Data entries:
□ □ □ □ □

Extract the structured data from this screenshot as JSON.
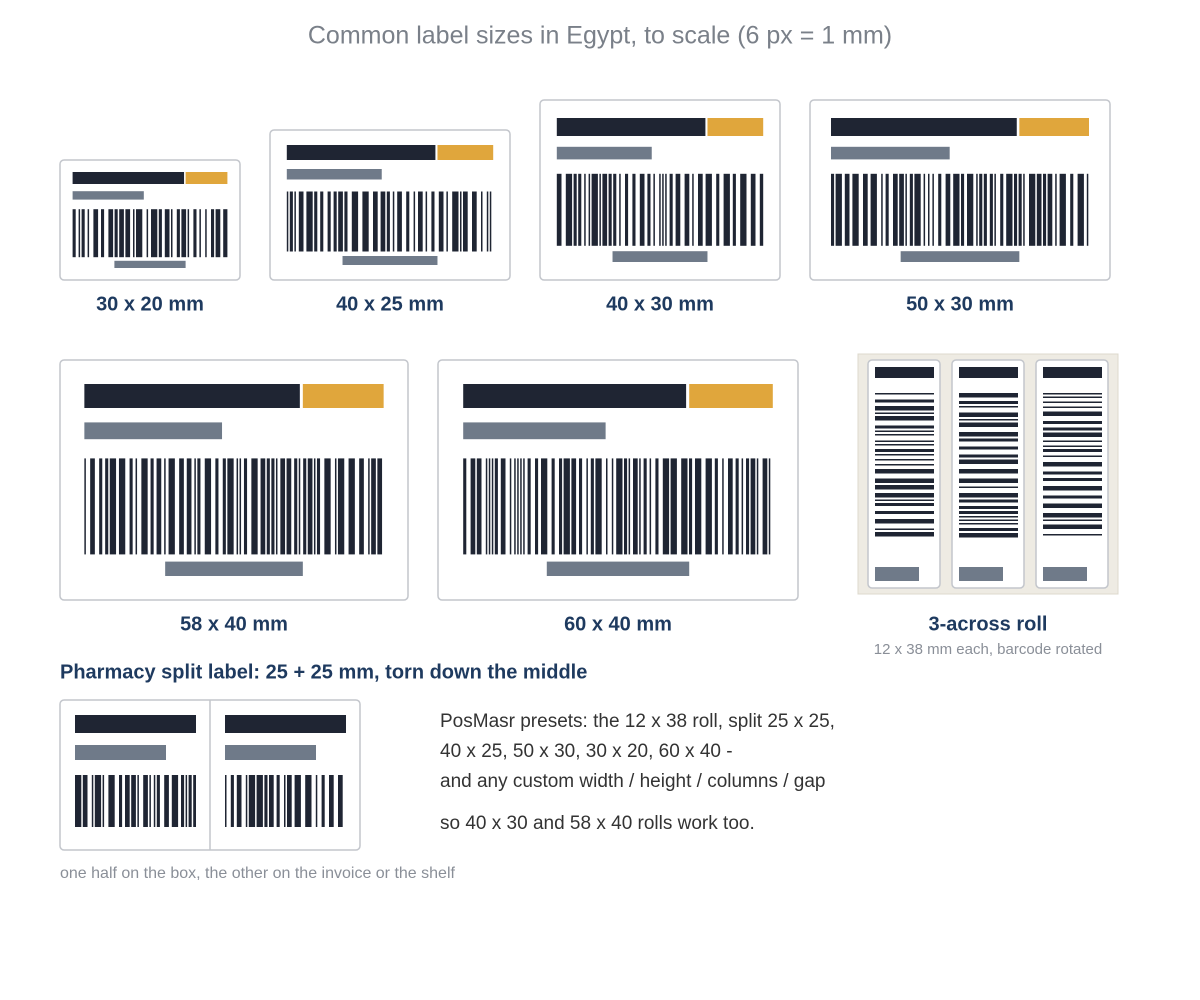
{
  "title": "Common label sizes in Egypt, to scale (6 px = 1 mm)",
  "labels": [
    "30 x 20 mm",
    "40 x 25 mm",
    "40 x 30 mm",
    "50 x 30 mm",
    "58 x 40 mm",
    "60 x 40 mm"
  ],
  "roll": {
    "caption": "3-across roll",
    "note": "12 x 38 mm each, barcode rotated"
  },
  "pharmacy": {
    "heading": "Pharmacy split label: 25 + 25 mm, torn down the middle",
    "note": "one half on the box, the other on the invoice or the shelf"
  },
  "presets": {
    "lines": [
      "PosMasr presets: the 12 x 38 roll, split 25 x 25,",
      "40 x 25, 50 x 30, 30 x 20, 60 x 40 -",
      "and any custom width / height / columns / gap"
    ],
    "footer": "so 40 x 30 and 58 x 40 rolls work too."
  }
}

□ □ □ □ □

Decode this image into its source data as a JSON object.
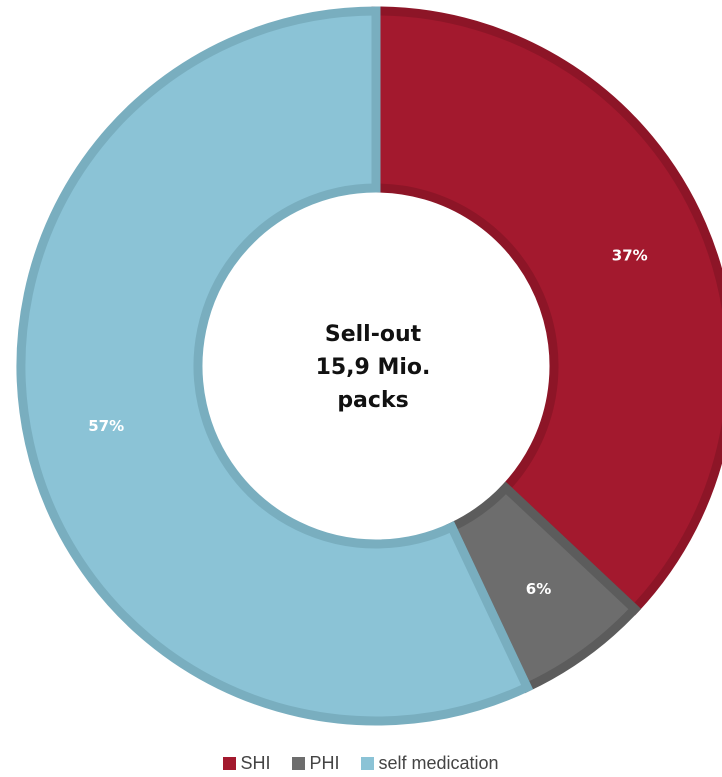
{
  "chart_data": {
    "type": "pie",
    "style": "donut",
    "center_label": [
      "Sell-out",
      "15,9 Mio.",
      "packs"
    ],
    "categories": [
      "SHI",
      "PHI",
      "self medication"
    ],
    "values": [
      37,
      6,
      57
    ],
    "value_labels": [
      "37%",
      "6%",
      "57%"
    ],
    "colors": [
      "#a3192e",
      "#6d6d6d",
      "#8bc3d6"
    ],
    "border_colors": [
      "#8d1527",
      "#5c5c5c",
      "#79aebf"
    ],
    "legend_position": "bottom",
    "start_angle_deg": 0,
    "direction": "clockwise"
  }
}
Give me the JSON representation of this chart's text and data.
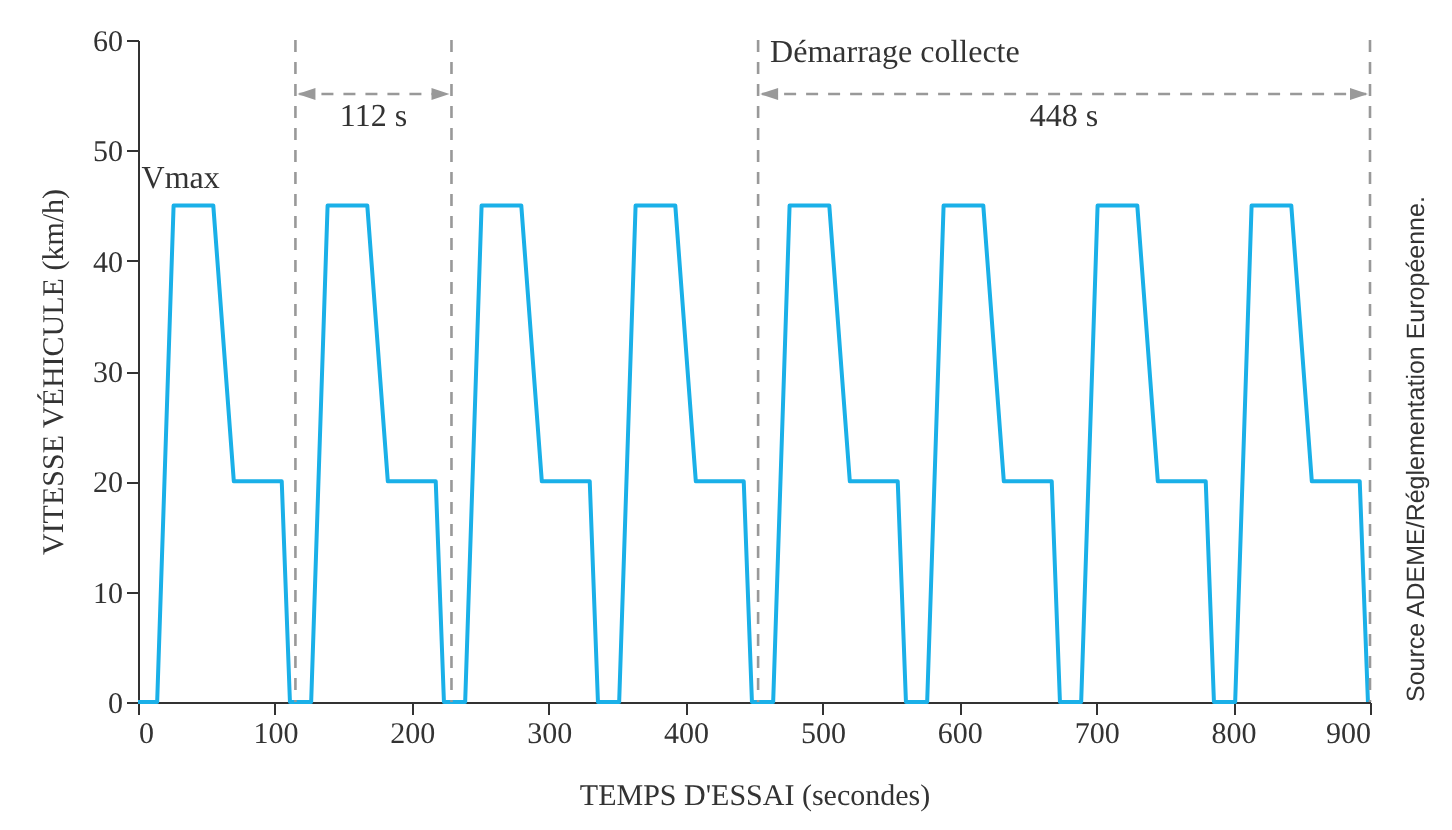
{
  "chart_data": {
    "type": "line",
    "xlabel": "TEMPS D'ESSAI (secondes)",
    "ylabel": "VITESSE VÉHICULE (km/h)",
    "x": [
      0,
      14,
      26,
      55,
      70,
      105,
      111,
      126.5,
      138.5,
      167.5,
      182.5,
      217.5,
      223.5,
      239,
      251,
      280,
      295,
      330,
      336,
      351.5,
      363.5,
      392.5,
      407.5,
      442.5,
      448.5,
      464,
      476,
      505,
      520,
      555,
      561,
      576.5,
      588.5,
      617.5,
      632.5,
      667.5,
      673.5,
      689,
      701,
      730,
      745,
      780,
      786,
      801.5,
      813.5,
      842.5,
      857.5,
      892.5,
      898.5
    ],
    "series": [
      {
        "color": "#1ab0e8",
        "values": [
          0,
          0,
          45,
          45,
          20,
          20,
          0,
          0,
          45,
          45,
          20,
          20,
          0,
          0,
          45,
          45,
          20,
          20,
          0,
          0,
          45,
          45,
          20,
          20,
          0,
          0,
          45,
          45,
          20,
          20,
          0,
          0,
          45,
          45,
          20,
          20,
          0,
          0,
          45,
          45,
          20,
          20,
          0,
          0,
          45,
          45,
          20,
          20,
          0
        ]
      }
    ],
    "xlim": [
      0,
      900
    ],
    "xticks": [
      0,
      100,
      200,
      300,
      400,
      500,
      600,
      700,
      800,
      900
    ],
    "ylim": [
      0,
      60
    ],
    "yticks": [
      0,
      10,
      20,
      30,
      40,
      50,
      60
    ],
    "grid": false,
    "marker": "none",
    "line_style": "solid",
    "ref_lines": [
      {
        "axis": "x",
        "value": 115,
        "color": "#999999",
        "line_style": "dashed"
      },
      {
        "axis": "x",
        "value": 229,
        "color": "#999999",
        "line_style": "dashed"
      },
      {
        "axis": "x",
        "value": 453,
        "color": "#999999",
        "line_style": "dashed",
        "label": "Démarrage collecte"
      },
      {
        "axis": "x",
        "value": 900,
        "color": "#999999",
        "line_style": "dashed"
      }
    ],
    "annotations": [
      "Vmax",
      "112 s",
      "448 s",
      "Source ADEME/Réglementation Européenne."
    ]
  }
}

□ □ □ □ □

■ Exercise brief
Looking at the listing above, how many of its lines contain the string "presets"? Give the number alone.

■ Result of the exercise
2